## CHALLENGE
Tally the lines containing the word "text", and report the tally alone.

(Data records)
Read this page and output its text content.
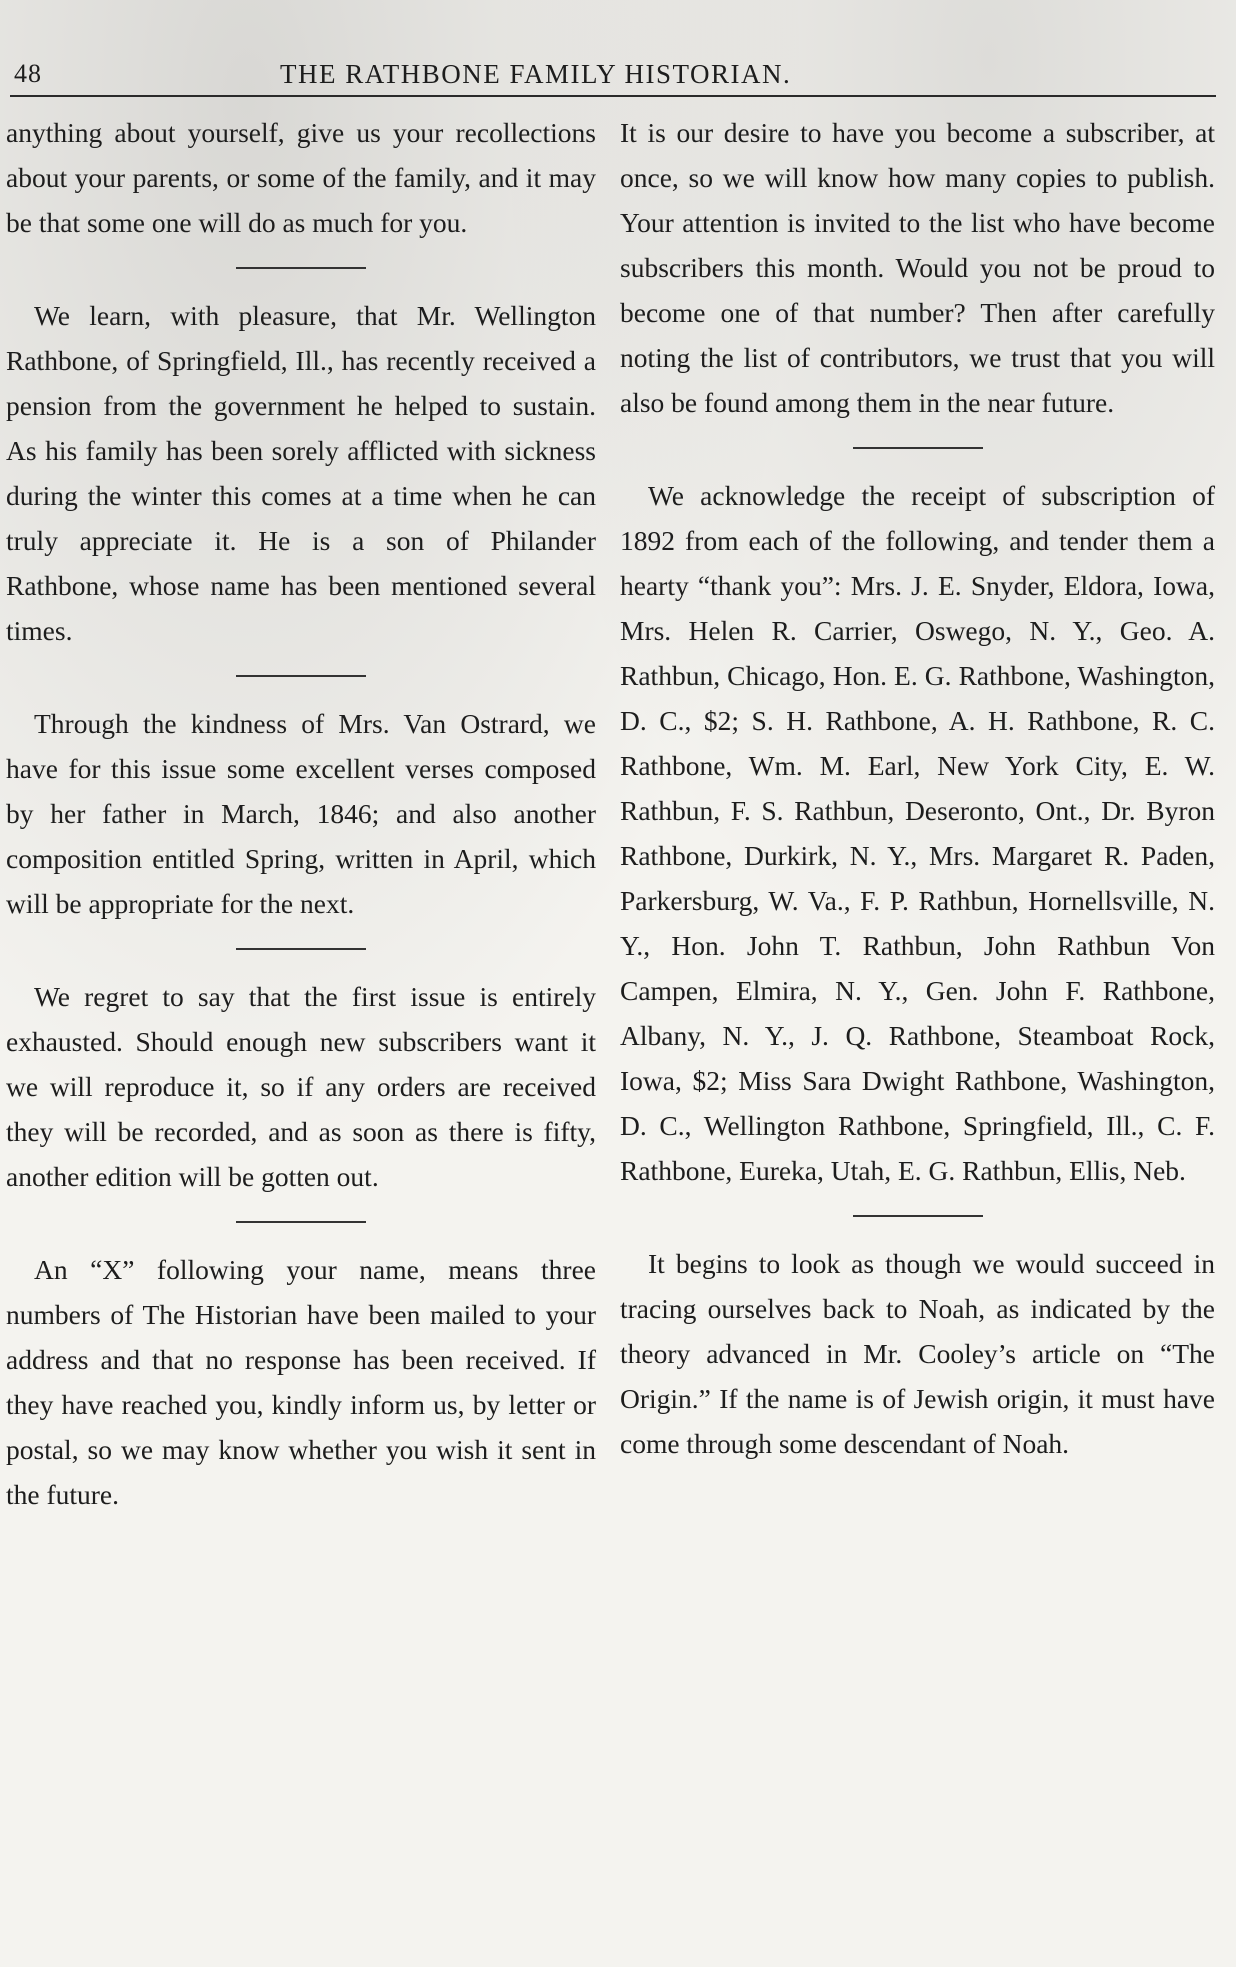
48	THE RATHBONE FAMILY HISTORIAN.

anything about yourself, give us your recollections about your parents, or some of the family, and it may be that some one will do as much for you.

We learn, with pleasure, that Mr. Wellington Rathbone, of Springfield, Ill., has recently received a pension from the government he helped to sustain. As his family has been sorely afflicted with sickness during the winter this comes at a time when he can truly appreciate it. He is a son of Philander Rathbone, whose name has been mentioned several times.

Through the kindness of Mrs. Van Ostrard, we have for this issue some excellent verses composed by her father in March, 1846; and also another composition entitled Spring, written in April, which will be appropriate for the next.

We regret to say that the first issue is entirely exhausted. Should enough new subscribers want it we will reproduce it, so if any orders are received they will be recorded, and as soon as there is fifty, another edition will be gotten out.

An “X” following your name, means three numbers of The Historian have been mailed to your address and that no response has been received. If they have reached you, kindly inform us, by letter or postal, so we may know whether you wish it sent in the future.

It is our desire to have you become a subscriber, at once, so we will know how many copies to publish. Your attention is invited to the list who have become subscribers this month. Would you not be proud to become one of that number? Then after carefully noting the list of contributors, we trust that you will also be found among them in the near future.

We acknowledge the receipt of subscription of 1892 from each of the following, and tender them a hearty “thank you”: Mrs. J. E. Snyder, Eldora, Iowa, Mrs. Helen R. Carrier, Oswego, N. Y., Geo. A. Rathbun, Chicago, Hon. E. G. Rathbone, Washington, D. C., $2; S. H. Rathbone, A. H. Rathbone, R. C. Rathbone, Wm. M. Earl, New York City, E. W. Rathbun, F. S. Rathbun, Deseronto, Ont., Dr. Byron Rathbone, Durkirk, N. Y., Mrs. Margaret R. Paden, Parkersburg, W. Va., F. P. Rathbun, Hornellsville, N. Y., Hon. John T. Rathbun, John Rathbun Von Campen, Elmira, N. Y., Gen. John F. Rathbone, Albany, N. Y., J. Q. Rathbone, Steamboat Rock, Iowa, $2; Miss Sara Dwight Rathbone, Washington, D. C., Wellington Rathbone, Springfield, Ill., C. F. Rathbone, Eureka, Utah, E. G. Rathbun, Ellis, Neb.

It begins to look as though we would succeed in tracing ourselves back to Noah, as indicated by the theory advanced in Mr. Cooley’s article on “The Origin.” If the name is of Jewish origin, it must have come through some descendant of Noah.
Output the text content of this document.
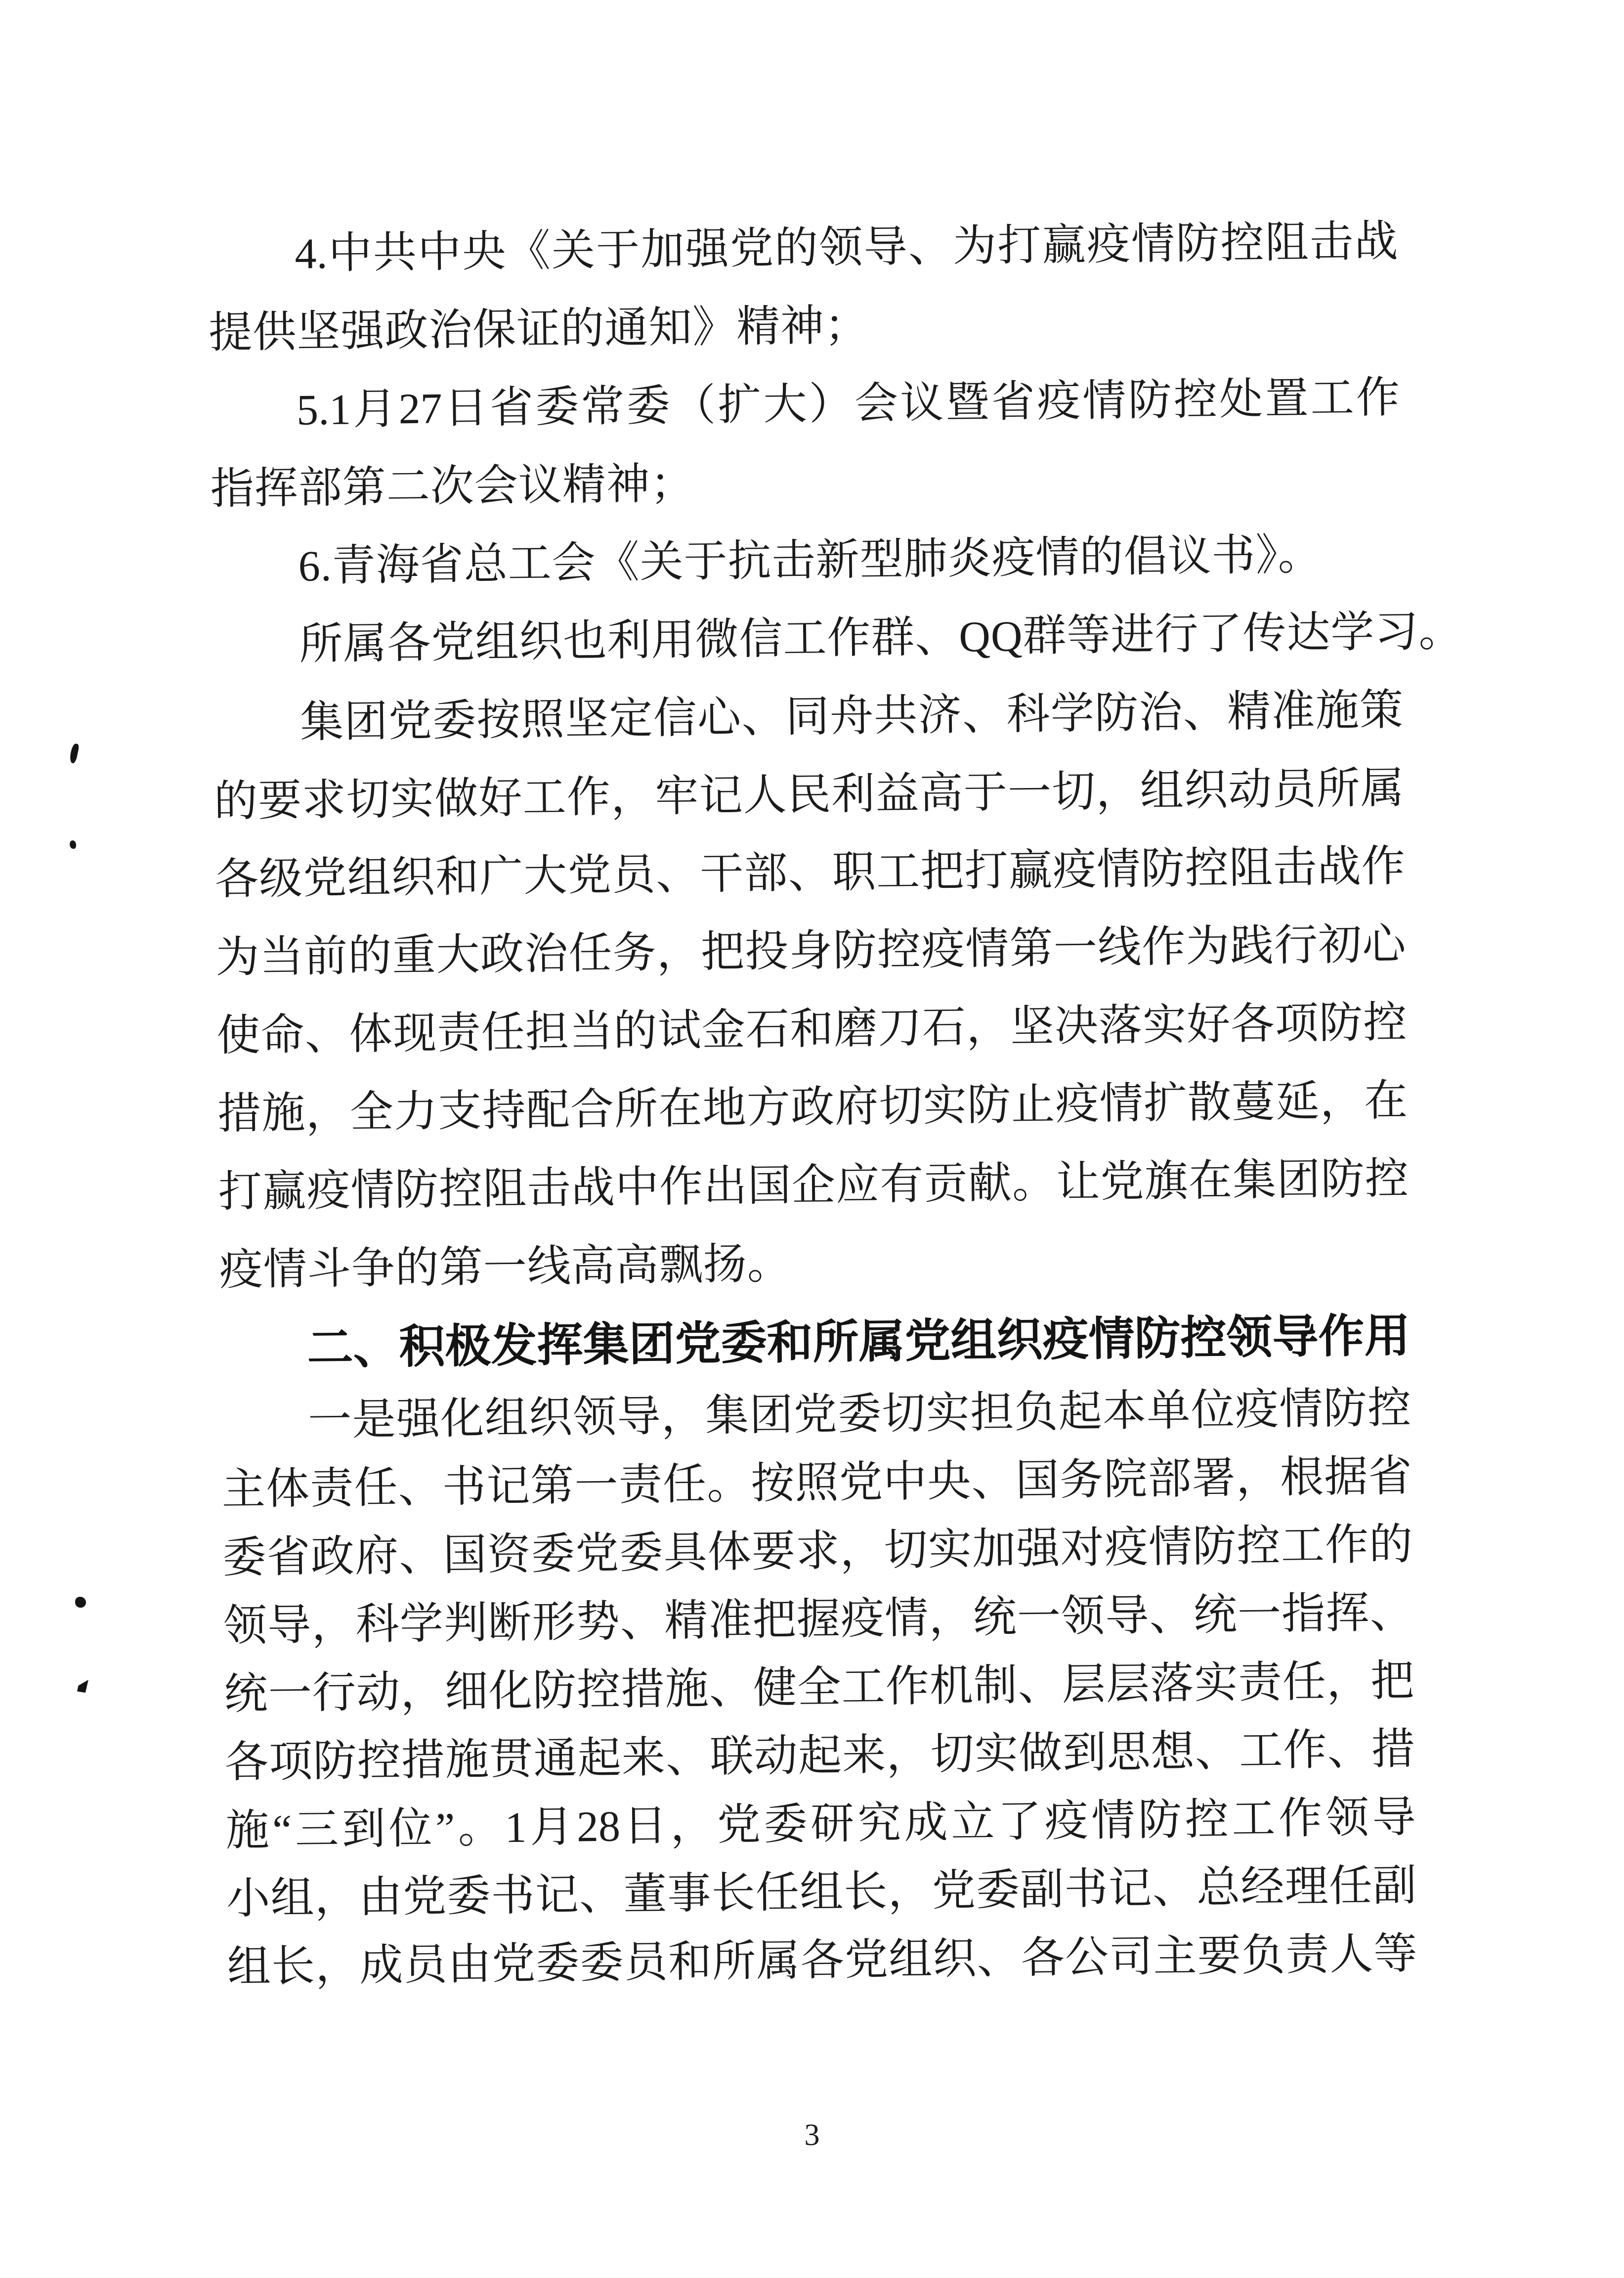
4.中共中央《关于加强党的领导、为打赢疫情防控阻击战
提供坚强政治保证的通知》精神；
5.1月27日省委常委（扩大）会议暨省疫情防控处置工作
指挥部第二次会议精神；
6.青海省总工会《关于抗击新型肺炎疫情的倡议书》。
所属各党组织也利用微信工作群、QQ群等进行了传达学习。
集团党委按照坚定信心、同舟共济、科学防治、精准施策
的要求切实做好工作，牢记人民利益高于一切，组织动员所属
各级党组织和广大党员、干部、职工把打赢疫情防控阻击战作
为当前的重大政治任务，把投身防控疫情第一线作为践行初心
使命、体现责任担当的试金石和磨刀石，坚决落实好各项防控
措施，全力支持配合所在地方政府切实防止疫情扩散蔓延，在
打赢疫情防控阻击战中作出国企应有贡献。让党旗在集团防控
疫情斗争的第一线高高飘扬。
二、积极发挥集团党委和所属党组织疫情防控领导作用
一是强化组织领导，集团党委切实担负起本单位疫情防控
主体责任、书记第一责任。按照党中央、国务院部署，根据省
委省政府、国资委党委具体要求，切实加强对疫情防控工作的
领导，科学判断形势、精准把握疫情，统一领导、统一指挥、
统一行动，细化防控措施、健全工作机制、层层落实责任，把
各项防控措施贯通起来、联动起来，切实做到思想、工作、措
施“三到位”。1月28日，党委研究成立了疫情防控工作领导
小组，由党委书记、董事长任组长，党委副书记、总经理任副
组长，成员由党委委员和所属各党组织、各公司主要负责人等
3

## WORKED SOLUTION
2